--- Begin ---

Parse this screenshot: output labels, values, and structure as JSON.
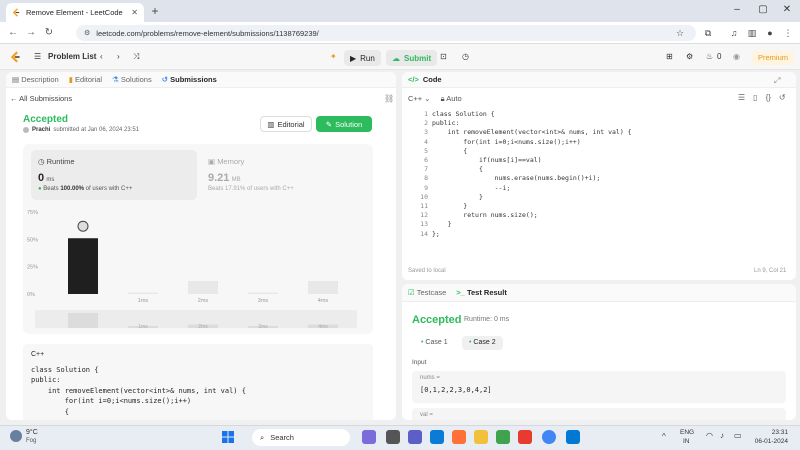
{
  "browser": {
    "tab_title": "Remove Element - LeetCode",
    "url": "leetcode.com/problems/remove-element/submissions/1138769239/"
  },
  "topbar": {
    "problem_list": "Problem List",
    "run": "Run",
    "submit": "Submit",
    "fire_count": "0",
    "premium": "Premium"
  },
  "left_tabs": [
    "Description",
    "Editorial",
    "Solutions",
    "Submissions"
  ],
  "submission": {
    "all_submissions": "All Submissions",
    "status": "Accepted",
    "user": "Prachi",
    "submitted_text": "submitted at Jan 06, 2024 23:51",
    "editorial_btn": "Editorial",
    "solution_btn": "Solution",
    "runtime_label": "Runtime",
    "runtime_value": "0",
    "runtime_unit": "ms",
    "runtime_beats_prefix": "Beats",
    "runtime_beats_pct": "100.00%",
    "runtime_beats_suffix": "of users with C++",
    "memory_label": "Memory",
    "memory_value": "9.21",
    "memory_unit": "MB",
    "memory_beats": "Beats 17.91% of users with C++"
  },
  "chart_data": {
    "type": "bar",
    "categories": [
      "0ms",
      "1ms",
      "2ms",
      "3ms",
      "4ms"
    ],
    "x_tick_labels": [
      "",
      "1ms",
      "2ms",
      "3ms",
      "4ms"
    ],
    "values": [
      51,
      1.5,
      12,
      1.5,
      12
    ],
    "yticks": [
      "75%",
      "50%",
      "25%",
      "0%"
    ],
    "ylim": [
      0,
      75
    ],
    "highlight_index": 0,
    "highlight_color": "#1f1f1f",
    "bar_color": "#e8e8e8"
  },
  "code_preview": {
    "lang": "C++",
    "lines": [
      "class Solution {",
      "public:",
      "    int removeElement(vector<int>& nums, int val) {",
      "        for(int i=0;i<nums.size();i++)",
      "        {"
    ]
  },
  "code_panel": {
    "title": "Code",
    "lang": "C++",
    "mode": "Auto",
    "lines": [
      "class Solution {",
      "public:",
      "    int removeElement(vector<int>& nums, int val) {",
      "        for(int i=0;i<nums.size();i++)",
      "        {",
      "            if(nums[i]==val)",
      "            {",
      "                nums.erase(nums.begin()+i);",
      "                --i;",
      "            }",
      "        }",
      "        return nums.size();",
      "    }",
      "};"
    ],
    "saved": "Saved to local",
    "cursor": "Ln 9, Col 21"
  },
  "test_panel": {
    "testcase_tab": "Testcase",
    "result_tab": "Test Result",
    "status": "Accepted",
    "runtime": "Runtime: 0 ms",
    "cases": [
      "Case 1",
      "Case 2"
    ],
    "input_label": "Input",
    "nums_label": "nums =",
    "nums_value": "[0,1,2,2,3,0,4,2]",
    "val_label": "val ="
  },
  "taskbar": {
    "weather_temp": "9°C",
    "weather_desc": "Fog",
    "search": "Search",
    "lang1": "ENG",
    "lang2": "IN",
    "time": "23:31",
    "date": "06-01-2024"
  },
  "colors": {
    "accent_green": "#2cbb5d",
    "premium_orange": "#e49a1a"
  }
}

--- End ---
--- Begin ---

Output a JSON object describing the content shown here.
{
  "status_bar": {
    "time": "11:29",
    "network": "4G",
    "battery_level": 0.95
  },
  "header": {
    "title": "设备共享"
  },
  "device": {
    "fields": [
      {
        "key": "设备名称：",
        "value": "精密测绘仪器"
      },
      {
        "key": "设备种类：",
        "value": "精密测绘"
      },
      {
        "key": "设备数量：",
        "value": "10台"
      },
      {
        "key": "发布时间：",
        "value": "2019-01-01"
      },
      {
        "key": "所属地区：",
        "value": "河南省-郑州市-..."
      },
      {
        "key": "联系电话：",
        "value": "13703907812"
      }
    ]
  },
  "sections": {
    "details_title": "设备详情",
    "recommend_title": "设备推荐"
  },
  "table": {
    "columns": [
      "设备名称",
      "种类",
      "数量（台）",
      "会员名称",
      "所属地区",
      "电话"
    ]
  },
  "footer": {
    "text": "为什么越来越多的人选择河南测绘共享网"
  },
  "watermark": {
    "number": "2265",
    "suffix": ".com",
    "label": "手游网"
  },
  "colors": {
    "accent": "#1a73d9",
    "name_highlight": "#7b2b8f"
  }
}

--- End ---
--- Begin ---

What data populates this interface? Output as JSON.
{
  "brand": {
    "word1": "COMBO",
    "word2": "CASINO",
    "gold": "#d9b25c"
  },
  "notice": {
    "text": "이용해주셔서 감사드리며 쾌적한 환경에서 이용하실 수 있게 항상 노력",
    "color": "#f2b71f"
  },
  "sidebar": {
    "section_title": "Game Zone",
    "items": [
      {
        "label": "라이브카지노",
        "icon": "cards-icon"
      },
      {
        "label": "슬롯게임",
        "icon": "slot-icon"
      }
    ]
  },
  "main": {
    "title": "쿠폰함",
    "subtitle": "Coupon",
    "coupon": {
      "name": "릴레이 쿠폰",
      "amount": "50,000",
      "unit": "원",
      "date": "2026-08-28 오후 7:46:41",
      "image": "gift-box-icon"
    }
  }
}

--- End ---

SET PROBLEM
Calculate how many lines of the material include the string "date", and state that number by itself.

WRITTEN REPLY
2